▸ **DATASET RECORDS**
= = = = =
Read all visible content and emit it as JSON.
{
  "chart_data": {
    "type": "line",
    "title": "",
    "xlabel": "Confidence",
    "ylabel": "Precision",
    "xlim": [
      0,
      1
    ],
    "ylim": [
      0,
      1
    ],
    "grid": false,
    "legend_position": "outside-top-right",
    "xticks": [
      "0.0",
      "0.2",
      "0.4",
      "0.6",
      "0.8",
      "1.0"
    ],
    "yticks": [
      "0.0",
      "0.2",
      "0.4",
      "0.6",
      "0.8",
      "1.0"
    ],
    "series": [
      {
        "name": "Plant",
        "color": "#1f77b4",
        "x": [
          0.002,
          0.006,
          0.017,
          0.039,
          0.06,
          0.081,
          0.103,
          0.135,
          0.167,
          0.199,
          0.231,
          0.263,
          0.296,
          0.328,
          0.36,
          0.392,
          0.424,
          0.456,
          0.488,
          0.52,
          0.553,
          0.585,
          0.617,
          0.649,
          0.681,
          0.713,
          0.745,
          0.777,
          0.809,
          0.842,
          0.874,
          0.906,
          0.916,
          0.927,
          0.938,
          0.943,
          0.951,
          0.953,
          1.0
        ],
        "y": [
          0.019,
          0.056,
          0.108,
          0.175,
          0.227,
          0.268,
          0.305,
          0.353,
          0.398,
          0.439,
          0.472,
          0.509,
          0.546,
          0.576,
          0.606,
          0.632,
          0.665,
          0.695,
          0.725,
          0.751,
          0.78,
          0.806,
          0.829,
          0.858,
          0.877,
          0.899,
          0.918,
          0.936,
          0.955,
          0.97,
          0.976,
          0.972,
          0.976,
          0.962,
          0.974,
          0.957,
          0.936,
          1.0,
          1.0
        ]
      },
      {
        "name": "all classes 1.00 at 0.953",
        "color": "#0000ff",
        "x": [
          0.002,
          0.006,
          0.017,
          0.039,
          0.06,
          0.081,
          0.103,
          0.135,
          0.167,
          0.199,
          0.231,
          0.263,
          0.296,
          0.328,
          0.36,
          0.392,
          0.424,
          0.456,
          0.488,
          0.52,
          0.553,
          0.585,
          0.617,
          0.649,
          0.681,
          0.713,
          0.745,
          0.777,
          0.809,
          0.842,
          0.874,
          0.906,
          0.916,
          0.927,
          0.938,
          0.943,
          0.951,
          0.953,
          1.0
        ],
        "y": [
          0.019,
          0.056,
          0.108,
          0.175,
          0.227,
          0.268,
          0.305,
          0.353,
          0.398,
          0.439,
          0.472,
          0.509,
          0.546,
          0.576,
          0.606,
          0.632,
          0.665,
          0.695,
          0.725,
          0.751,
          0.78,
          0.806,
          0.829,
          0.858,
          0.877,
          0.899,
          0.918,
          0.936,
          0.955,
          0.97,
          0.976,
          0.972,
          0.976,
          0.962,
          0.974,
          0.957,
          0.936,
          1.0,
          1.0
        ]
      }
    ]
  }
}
= = = = =
▸ **DIRECTIONS**
Could you reproduce every record above exactly as it appears?

▸ **RESULT**
Read all visible content and emit it as JSON.
{
  "chart_data": {
    "type": "line",
    "title": "",
    "xlabel": "Confidence",
    "ylabel": "Precision",
    "xlim": [
      0,
      1
    ],
    "ylim": [
      0,
      1
    ],
    "grid": false,
    "legend_position": "outside-top-right",
    "xticks": [
      "0.0",
      "0.2",
      "0.4",
      "0.6",
      "0.8",
      "1.0"
    ],
    "yticks": [
      "0.0",
      "0.2",
      "0.4",
      "0.6",
      "0.8",
      "1.0"
    ],
    "series": [
      {
        "name": "Plant",
        "color": "#1f77b4",
        "x": [
          0.002,
          0.006,
          0.017,
          0.039,
          0.06,
          0.081,
          0.103,
          0.135,
          0.167,
          0.199,
          0.231,
          0.263,
          0.296,
          0.328,
          0.36,
          0.392,
          0.424,
          0.456,
          0.488,
          0.52,
          0.553,
          0.585,
          0.617,
          0.649,
          0.681,
          0.713,
          0.745,
          0.777,
          0.809,
          0.842,
          0.874,
          0.906,
          0.916,
          0.927,
          0.938,
          0.943,
          0.951,
          0.953,
          1.0
        ],
        "y": [
          0.019,
          0.056,
          0.108,
          0.175,
          0.227,
          0.268,
          0.305,
          0.353,
          0.398,
          0.439,
          0.472,
          0.509,
          0.546,
          0.576,
          0.606,
          0.632,
          0.665,
          0.695,
          0.725,
          0.751,
          0.78,
          0.806,
          0.829,
          0.858,
          0.877,
          0.899,
          0.918,
          0.936,
          0.955,
          0.97,
          0.976,
          0.972,
          0.976,
          0.962,
          0.974,
          0.957,
          0.936,
          1.0,
          1.0
        ]
      },
      {
        "name": "all classes 1.00 at 0.953",
        "color": "#0000ff",
        "x": [
          0.002,
          0.006,
          0.017,
          0.039,
          0.06,
          0.081,
          0.103,
          0.135,
          0.167,
          0.199,
          0.231,
          0.263,
          0.296,
          0.328,
          0.36,
          0.392,
          0.424,
          0.456,
          0.488,
          0.52,
          0.553,
          0.585,
          0.617,
          0.649,
          0.681,
          0.713,
          0.745,
          0.777,
          0.809,
          0.842,
          0.874,
          0.906,
          0.916,
          0.927,
          0.938,
          0.943,
          0.951,
          0.953,
          1.0
        ],
        "y": [
          0.019,
          0.056,
          0.108,
          0.175,
          0.227,
          0.268,
          0.305,
          0.353,
          0.398,
          0.439,
          0.472,
          0.509,
          0.546,
          0.576,
          0.606,
          0.632,
          0.665,
          0.695,
          0.725,
          0.751,
          0.78,
          0.806,
          0.829,
          0.858,
          0.877,
          0.899,
          0.918,
          0.936,
          0.955,
          0.97,
          0.976,
          0.972,
          0.976,
          0.962,
          0.974,
          0.957,
          0.936,
          1.0,
          1.0
        ]
      }
    ]
  }
}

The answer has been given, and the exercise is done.